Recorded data
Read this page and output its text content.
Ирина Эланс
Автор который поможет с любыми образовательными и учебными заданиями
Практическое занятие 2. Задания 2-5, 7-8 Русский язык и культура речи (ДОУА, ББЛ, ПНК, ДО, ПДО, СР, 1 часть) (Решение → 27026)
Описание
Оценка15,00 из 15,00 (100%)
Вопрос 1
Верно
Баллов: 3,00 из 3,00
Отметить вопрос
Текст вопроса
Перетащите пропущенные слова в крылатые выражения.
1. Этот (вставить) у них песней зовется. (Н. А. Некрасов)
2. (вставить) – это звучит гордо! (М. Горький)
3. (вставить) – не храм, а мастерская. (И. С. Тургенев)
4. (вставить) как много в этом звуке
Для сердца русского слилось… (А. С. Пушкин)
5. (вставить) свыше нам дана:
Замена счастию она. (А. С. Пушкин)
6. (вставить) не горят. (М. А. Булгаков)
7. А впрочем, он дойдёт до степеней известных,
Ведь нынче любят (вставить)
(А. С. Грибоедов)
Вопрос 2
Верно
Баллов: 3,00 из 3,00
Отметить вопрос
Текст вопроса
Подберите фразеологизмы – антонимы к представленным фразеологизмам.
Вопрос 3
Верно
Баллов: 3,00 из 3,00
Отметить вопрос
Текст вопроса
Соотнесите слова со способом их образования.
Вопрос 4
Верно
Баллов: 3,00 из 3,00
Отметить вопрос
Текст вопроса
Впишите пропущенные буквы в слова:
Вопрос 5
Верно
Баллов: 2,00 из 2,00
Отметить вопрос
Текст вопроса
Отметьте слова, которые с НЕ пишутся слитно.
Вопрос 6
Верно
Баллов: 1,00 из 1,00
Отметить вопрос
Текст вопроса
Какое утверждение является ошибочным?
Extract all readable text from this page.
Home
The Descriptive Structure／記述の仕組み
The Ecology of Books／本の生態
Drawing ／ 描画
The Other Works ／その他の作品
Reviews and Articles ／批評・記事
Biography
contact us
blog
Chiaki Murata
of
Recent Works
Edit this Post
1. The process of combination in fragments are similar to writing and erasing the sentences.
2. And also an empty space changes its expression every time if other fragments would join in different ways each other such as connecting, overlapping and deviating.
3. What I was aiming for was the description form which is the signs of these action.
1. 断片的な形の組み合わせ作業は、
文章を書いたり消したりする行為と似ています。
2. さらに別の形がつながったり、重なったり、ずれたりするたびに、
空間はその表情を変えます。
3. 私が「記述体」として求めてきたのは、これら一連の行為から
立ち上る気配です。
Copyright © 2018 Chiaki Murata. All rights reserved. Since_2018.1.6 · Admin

- [Given instruction]: Copy each line holding the word "text" from the listing above.

- [Final result]:
Read this page and output its text content.
Extract all readable text from this page.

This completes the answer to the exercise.